— START —

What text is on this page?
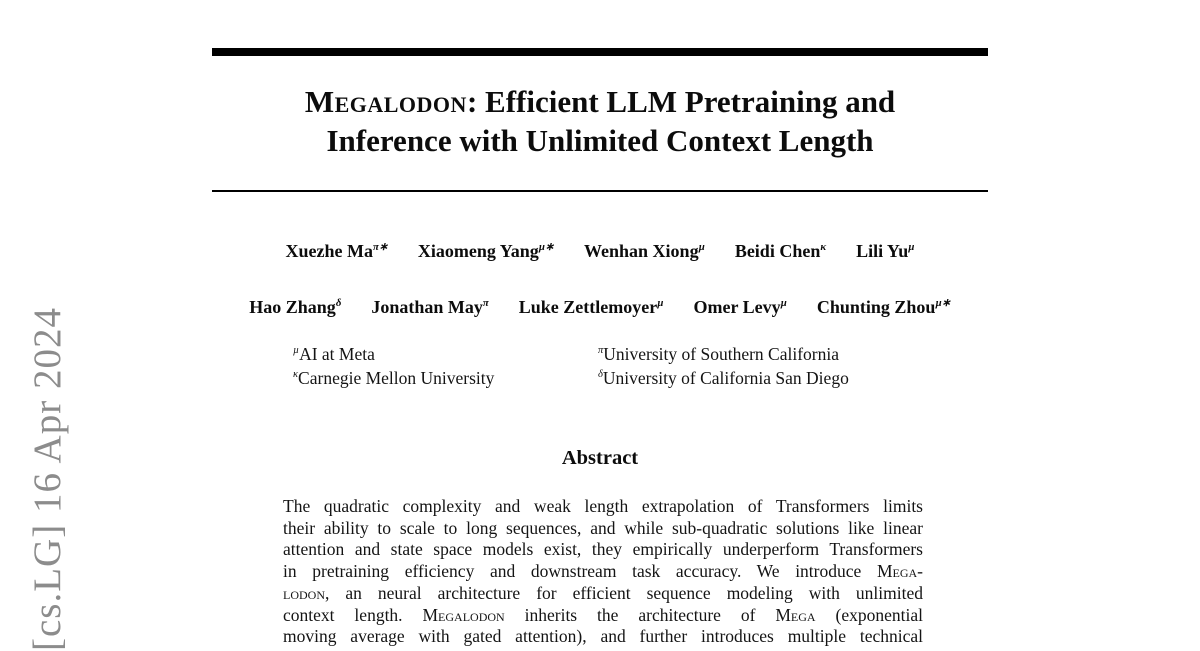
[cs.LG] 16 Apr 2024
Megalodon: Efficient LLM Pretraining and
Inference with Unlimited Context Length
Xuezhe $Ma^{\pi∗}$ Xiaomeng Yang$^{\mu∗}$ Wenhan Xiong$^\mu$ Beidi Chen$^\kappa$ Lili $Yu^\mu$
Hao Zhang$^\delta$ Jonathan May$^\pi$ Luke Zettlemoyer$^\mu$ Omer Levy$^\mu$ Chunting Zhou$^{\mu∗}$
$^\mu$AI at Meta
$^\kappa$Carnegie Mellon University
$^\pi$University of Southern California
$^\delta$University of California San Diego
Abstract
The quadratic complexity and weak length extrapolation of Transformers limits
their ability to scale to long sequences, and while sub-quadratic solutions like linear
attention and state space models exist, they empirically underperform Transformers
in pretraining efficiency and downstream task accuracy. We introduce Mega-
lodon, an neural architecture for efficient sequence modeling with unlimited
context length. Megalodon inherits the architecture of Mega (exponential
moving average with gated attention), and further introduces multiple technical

— END —
— START —

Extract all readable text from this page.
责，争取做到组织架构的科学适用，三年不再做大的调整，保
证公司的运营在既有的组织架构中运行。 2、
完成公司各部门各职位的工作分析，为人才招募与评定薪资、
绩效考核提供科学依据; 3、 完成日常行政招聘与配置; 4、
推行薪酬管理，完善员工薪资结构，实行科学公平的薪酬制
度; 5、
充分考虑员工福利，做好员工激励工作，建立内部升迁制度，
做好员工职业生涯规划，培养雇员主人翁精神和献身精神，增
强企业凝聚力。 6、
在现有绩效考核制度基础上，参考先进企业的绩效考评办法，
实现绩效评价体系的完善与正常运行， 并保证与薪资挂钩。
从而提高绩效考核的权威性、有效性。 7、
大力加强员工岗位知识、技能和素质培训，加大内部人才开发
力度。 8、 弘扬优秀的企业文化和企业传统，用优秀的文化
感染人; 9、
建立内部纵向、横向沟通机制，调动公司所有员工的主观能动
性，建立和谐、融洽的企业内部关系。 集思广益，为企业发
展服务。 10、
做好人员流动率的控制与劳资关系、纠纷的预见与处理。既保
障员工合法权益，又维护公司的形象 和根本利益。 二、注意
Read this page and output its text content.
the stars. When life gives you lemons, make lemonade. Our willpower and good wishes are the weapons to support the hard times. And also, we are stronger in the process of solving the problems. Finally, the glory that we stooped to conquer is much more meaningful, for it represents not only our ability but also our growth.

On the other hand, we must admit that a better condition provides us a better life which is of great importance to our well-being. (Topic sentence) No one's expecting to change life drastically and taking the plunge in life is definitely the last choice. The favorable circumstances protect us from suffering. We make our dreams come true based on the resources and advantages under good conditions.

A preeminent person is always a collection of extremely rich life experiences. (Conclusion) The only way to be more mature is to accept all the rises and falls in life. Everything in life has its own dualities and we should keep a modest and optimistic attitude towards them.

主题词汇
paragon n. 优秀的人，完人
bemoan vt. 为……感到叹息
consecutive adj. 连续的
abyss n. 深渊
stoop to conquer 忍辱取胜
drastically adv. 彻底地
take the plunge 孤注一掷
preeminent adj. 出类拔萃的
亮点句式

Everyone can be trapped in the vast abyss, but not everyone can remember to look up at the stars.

— END —

• **Written problem**
Copy out every line from the material above in which the word "this" appears.

• **Response to the exercise**
What text is on this page?
Extract all readable text from this page.
Read this page and output its text content.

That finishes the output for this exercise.